** Task prompt **
Each line that holds the word "triangle" is to be identified and copied.

** Material for the task **
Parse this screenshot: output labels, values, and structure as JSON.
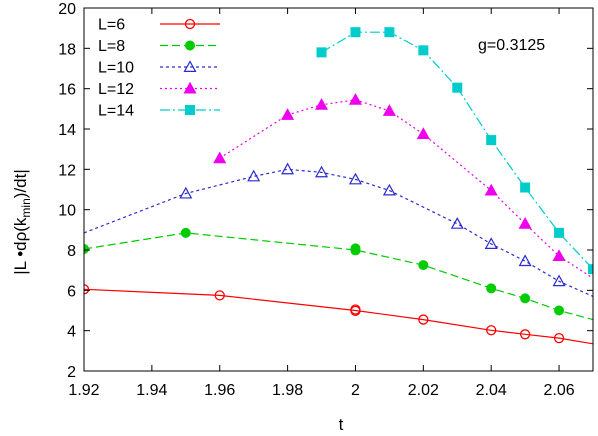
{
  "chart_data": {
    "type": "line",
    "title": "",
    "xlabel": "t",
    "ylabel_parts": {
      "pre": "|L •dρ(k",
      "sub": "min",
      "post": ")/dt|"
    },
    "annotation": "g=0.3125",
    "xlim": [
      1.92,
      2.07
    ],
    "ylim": [
      2,
      20
    ],
    "xticks": [
      1.92,
      1.94,
      1.96,
      1.98,
      2.0,
      2.02,
      2.04,
      2.06
    ],
    "xtick_labels": [
      "1.92",
      "1.94",
      "1.96",
      "1.98",
      "2",
      "2.02",
      "2.04",
      "2.06"
    ],
    "yticks": [
      2,
      4,
      6,
      8,
      10,
      12,
      14,
      16,
      18,
      20
    ],
    "ytick_labels": [
      "2",
      "4",
      "6",
      "8",
      "10",
      "12",
      "14",
      "16",
      "18",
      "20"
    ],
    "legend_position": "top-left",
    "series": [
      {
        "name": "L=6",
        "color": "#ff0000",
        "marker": "circle-open",
        "dash": "",
        "points": [
          [
            1.92,
            6.05
          ],
          [
            1.96,
            5.75
          ],
          [
            2.0,
            5.05
          ],
          [
            2.0,
            4.98
          ],
          [
            2.02,
            4.55
          ],
          [
            2.04,
            4.02
          ],
          [
            2.05,
            3.82
          ],
          [
            2.06,
            3.63
          ]
        ],
        "curve": [
          [
            1.92,
            6.05
          ],
          [
            1.96,
            5.75
          ],
          [
            2.0,
            5.0
          ],
          [
            2.02,
            4.55
          ],
          [
            2.04,
            4.02
          ],
          [
            2.05,
            3.82
          ],
          [
            2.06,
            3.63
          ],
          [
            2.07,
            3.35
          ]
        ]
      },
      {
        "name": "L=8",
        "color": "#00cc00",
        "marker": "circle-filled",
        "dash": "8,4",
        "points": [
          [
            1.92,
            8.05
          ],
          [
            1.95,
            8.85
          ],
          [
            2.0,
            8.08
          ],
          [
            2.0,
            7.98
          ],
          [
            2.02,
            7.25
          ],
          [
            2.04,
            6.1
          ],
          [
            2.05,
            5.6
          ],
          [
            2.06,
            5.0
          ]
        ],
        "curve": [
          [
            1.92,
            8.05
          ],
          [
            1.95,
            8.85
          ],
          [
            2.0,
            8.0
          ],
          [
            2.02,
            7.25
          ],
          [
            2.04,
            6.1
          ],
          [
            2.05,
            5.6
          ],
          [
            2.06,
            5.0
          ],
          [
            2.07,
            4.55
          ]
        ]
      },
      {
        "name": "L=10",
        "color": "#2b2bcf",
        "marker": "triangle-open",
        "dash": "3,3",
        "points": [
          [
            1.95,
            10.8
          ],
          [
            1.97,
            11.65
          ],
          [
            1.98,
            12.0
          ],
          [
            1.99,
            11.85
          ],
          [
            2.0,
            11.5
          ],
          [
            2.01,
            10.95
          ],
          [
            2.03,
            9.3
          ],
          [
            2.04,
            8.3
          ],
          [
            2.05,
            7.45
          ],
          [
            2.06,
            6.45
          ]
        ],
        "curve": [
          [
            1.92,
            8.85
          ],
          [
            1.95,
            10.8
          ],
          [
            1.97,
            11.65
          ],
          [
            1.98,
            12.0
          ],
          [
            1.99,
            11.85
          ],
          [
            2.0,
            11.5
          ],
          [
            2.01,
            10.95
          ],
          [
            2.03,
            9.3
          ],
          [
            2.04,
            8.3
          ],
          [
            2.05,
            7.45
          ],
          [
            2.06,
            6.45
          ],
          [
            2.07,
            5.7
          ]
        ]
      },
      {
        "name": "L=12",
        "color": "#ee00ee",
        "marker": "triangle-filled",
        "dash": "2,3",
        "points": [
          [
            1.96,
            12.55
          ],
          [
            1.98,
            14.7
          ],
          [
            1.99,
            15.2
          ],
          [
            2.0,
            15.45
          ],
          [
            2.01,
            14.9
          ],
          [
            2.02,
            13.75
          ],
          [
            2.04,
            10.95
          ],
          [
            2.05,
            9.3
          ],
          [
            2.06,
            7.7
          ]
        ],
        "curve": [
          [
            1.96,
            12.55
          ],
          [
            1.98,
            14.7
          ],
          [
            1.99,
            15.2
          ],
          [
            2.0,
            15.45
          ],
          [
            2.01,
            14.9
          ],
          [
            2.02,
            13.75
          ],
          [
            2.04,
            10.95
          ],
          [
            2.05,
            9.3
          ],
          [
            2.06,
            7.7
          ],
          [
            2.07,
            6.6
          ]
        ]
      },
      {
        "name": "L=14",
        "color": "#00cccc",
        "marker": "square-filled",
        "dash": "10,3,2,3",
        "points": [
          [
            1.99,
            17.8
          ],
          [
            2.0,
            18.8
          ],
          [
            2.01,
            18.8
          ],
          [
            2.02,
            17.9
          ],
          [
            2.03,
            16.05
          ],
          [
            2.04,
            13.45
          ],
          [
            2.05,
            11.1
          ],
          [
            2.06,
            8.85
          ],
          [
            2.07,
            7.05
          ]
        ],
        "curve": [
          [
            1.99,
            17.8
          ],
          [
            2.0,
            18.8
          ],
          [
            2.01,
            18.8
          ],
          [
            2.02,
            17.9
          ],
          [
            2.03,
            16.05
          ],
          [
            2.04,
            13.45
          ],
          [
            2.05,
            11.1
          ],
          [
            2.06,
            8.85
          ],
          [
            2.07,
            7.05
          ]
        ]
      }
    ]
  }
}
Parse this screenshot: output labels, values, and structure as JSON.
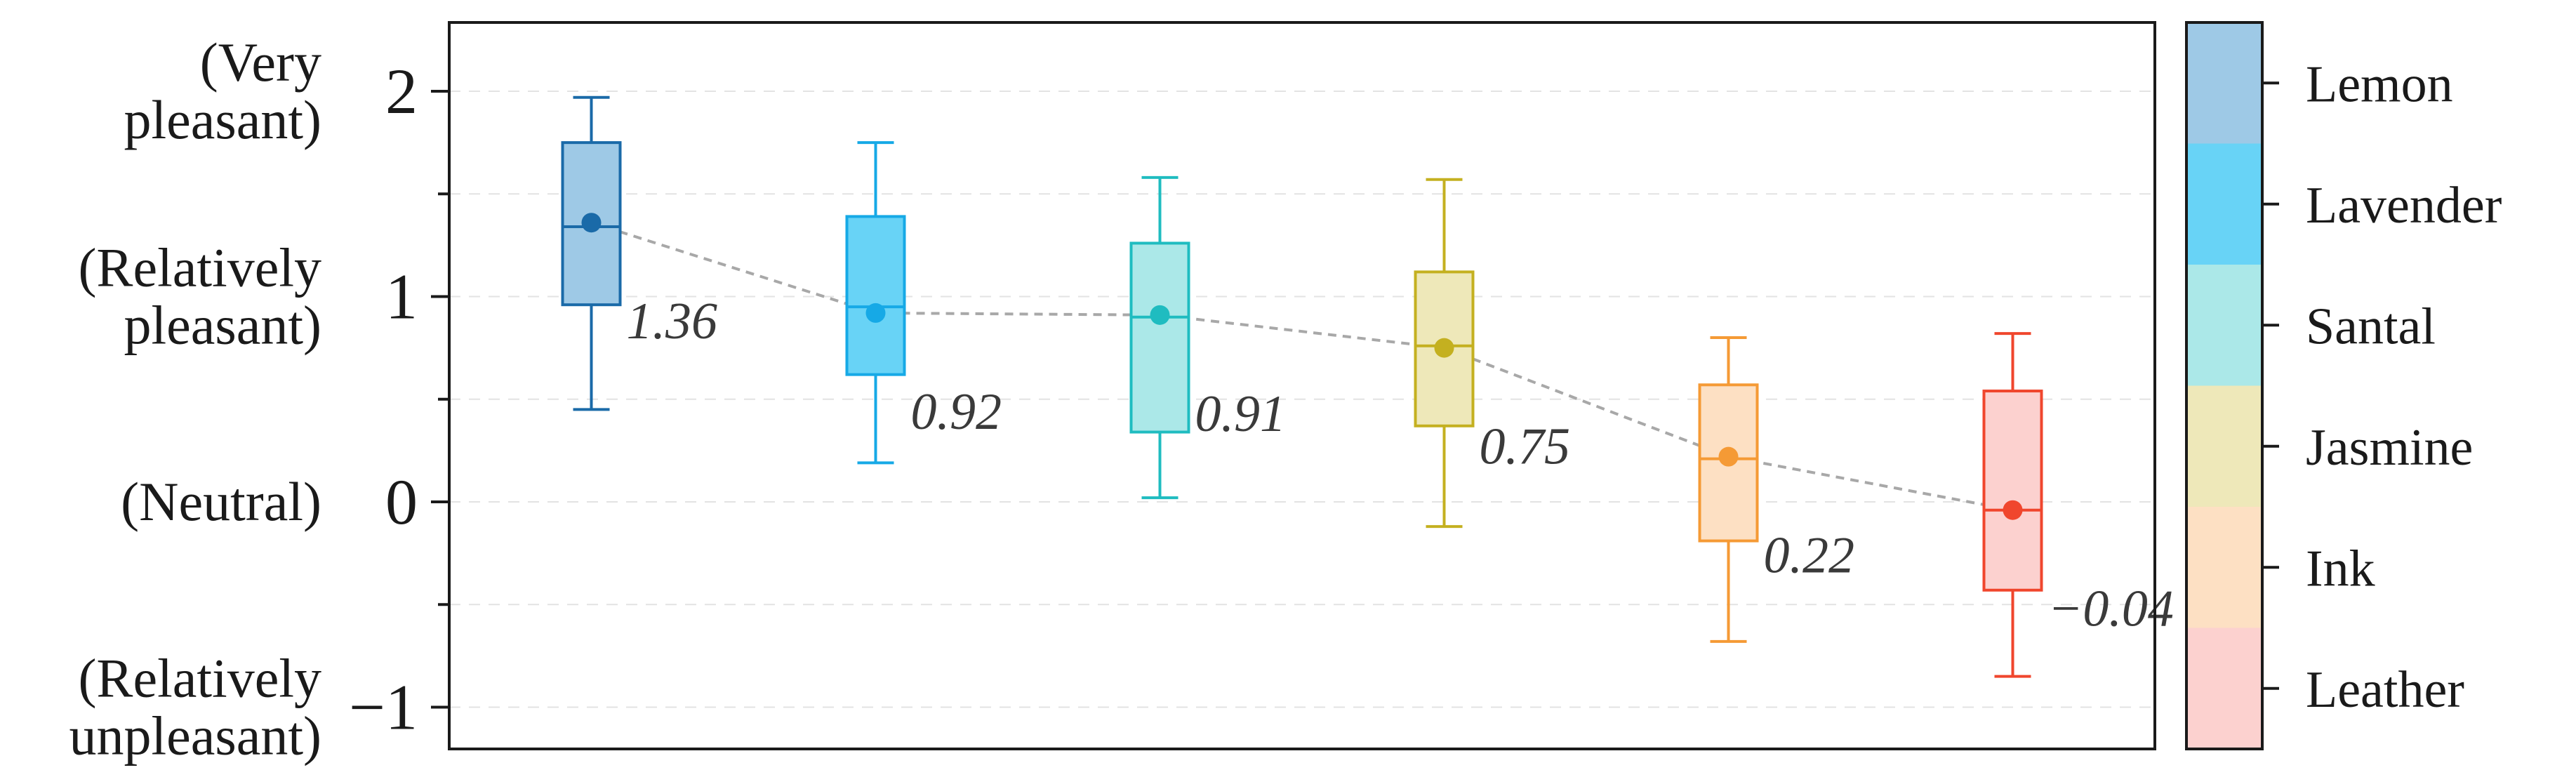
{
  "chart_data": {
    "type": "box",
    "title": "",
    "xlabel": "",
    "ylabel": "",
    "ylim": [
      -1.2,
      2.3
    ],
    "y_ticks": [
      {
        "value": 2,
        "tick": "2",
        "desc": [
          "(Very",
          "pleasant)"
        ]
      },
      {
        "value": 1,
        "tick": "1",
        "desc": [
          "(Relatively",
          "pleasant)"
        ]
      },
      {
        "value": 0,
        "tick": "0",
        "desc": [
          "(Neutral)"
        ]
      },
      {
        "value": -1,
        "tick": "−1",
        "desc": [
          "(Relatively",
          "unpleasant)"
        ]
      }
    ],
    "grid": "horizontal dashed",
    "legend_position": "right (color bar)",
    "series": [
      {
        "name": "Lemon",
        "mean": 1.36,
        "label": "1.36",
        "whisker_low": 0.45,
        "q1": 0.96,
        "median": 1.34,
        "q3": 1.75,
        "whisker_high": 1.97,
        "color": "#1a6aa8",
        "fill": "#9ec9e6"
      },
      {
        "name": "Lavender",
        "mean": 0.92,
        "label": "0.92",
        "whisker_low": 0.19,
        "q1": 0.62,
        "median": 0.95,
        "q3": 1.39,
        "whisker_high": 1.75,
        "color": "#16a9e6",
        "fill": "#68d3f6"
      },
      {
        "name": "Santal",
        "mean": 0.91,
        "label": "0.91",
        "whisker_low": 0.02,
        "q1": 0.34,
        "median": 0.9,
        "q3": 1.26,
        "whisker_high": 1.58,
        "color": "#1fbcc0",
        "fill": "#abe8e8"
      },
      {
        "name": "Jasmine",
        "mean": 0.75,
        "label": "0.75",
        "whisker_low": -0.12,
        "q1": 0.37,
        "median": 0.76,
        "q3": 1.12,
        "whisker_high": 1.57,
        "color": "#c4b020",
        "fill": "#eee8b9"
      },
      {
        "name": "Ink",
        "mean": 0.22,
        "label": "0.22",
        "whisker_low": -0.68,
        "q1": -0.19,
        "median": 0.21,
        "q3": 0.57,
        "whisker_high": 0.8,
        "color": "#f59a35",
        "fill": "#fde0c3"
      },
      {
        "name": "Leather",
        "mean": -0.04,
        "label": "−0.04",
        "whisker_low": -0.85,
        "q1": -0.43,
        "median": -0.04,
        "q3": 0.54,
        "whisker_high": 0.82,
        "color": "#f0462d",
        "fill": "#fcd1cf"
      }
    ],
    "mean_line_color": "#a8a8a8"
  }
}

** Reply **
        "marker": "triangle-open",
        "marker": "triangle-filled",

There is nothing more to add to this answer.